● Supplied records:
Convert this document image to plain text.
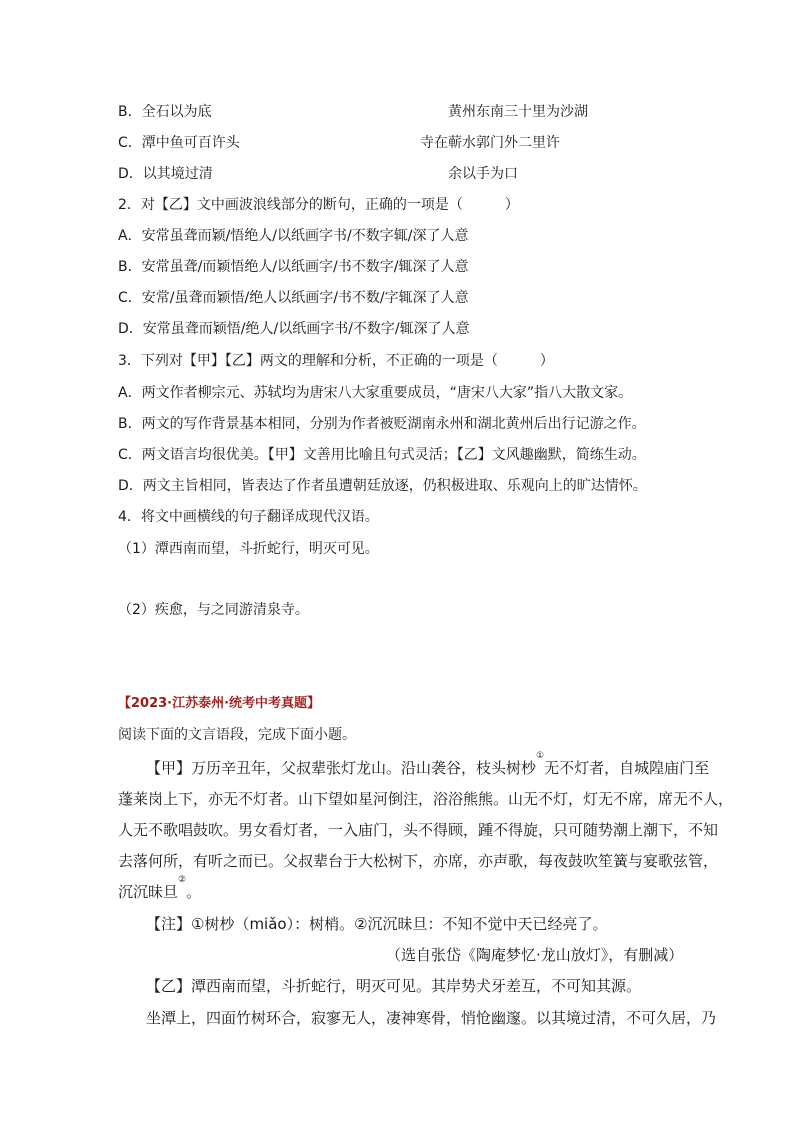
B．全石以为底	黄州东南三十里为沙湖
C．潭中鱼可百许头	寺在蕲水郭门外二里许
D．以其境过清	余以手为口
2．对【乙】文中画波浪线部分的断句，正确的一项是（　　　）
A．安常虽聋而颖/悟绝人/以纸画字书/不数字辄/深了人意
B．安常虽聋/而颖悟绝人/以纸画字/书不数字/辄深了人意
C．安常/虽聋而颖悟/绝人以纸画字/书不数/字辄深了人意
D．安常虽聋而颖悟/绝人/以纸画字书/不数字/辄深了人意
3．下列对【甲】【乙】两文的理解和分析，不正确的一项是（　　　）
A．两文作者柳宗元、苏轼均为唐宋八大家重要成员，“唐宋八大家”指八大散文家。
B．两文的写作背景基本相同，分别为作者被贬湖南永州和湖北黄州后出行记游之作。
C．两文语言均很优美。【甲】文善用比喻且句式灵活；【乙】文风趣幽默，简练生动。
D．两文主旨相同，皆表达了作者虽遭朝廷放逐，仍积极进取、乐观向上的旷达情怀。
4．将文中画横线的句子翻译成现代汉语。
（1）潭西南而望，斗折蛇行，明灭可见。
（2）疾愈，与之同游清泉寺。
【2023·江苏泰州·统考中考真题】
阅读下面的文言语段，完成下面小题。
【甲】万历辛丑年，父叔辈张灯龙山。沿山袭谷，枝头树杪①无不灯者，自城隍庙门至
蓬莱岗上下，亦无不灯者。山下望如星河倒注，浴浴熊熊。山无不灯，灯无不席，席无不人，
人无不歌唱鼓吹。男女看灯者，一入庙门，头不得顾，踵不得旋，只可随势潮上潮下，不知
去落何所，有听之而已。父叔辈台于大松树下，亦席，亦声歌，每夜鼓吹笙簧与宴歌弦管，
沉沉昧旦②。
【注】①树杪（miǎo）：树梢。②沉沉昧旦：不知不觉中天已经亮了。
（选自张岱《陶庵梦忆·龙山放灯》，有删减）
【乙】潭西南而望，斗折蛇行，明灭可见。其岸势犬牙差互，不可知其源。
坐潭上，四面竹树环合，寂寥无人，凄神寒骨，悄怆幽邃。以其境过清，不可久居，乃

● Instructions to follow: Every line above should be repeated exactly; pictures stay out of the copy.

● Answer:
Convert this document image to plain text.
B．全石以为底	黄州东南三十里为沙湖
C．潭中鱼可百许头	寺在蕲水郭门外二里许
D．以其境过清	余以手为口
2．对【乙】文中画波浪线部分的断句，正确的一项是（　　　）
A．安常虽聋而颖/悟绝人/以纸画字书/不数字辄/深了人意
B．安常虽聋/而颖悟绝人/以纸画字/书不数字/辄深了人意
C．安常/虽聋而颖悟/绝人以纸画字/书不数/字辄深了人意
D．安常虽聋而颖悟/绝人/以纸画字书/不数字/辄深了人意
3．下列对【甲】【乙】两文的理解和分析，不正确的一项是（　　　）
A．两文作者柳宗元、苏轼均为唐宋八大家重要成员，“唐宋八大家”指八大散文家。
B．两文的写作背景基本相同，分别为作者被贬湖南永州和湖北黄州后出行记游之作。
C．两文语言均很优美。【甲】文善用比喻且句式灵活；【乙】文风趣幽默，简练生动。
D．两文主旨相同，皆表达了作者虽遭朝廷放逐，仍积极进取、乐观向上的旷达情怀。
4．将文中画横线的句子翻译成现代汉语。
（1）潭西南而望，斗折蛇行，明灭可见。
（2）疾愈，与之同游清泉寺。
【2023·江苏泰州·统考中考真题】
阅读下面的文言语段，完成下面小题。
【甲】万历辛丑年，父叔辈张灯龙山。沿山袭谷，枝头树杪①无不灯者，自城隍庙门至
蓬莱岗上下，亦无不灯者。山下望如星河倒注，浴浴熊熊。山无不灯，灯无不席，席无不人，
人无不歌唱鼓吹。男女看灯者，一入庙门，头不得顾，踵不得旋，只可随势潮上潮下，不知
去落何所，有听之而已。父叔辈台于大松树下，亦席，亦声歌，每夜鼓吹笙簧与宴歌弦管，
沉沉昧旦②。
【注】①树杪（miǎo）：树梢。②沉沉昧旦：不知不觉中天已经亮了。
（选自张岱《陶庵梦忆·龙山放灯》，有删减）
【乙】潭西南而望，斗折蛇行，明灭可见。其岸势犬牙差互，不可知其源。
坐潭上，四面竹树环合，寂寥无人，凄神寒骨，悄怆幽邃。以其境过清，不可久居，乃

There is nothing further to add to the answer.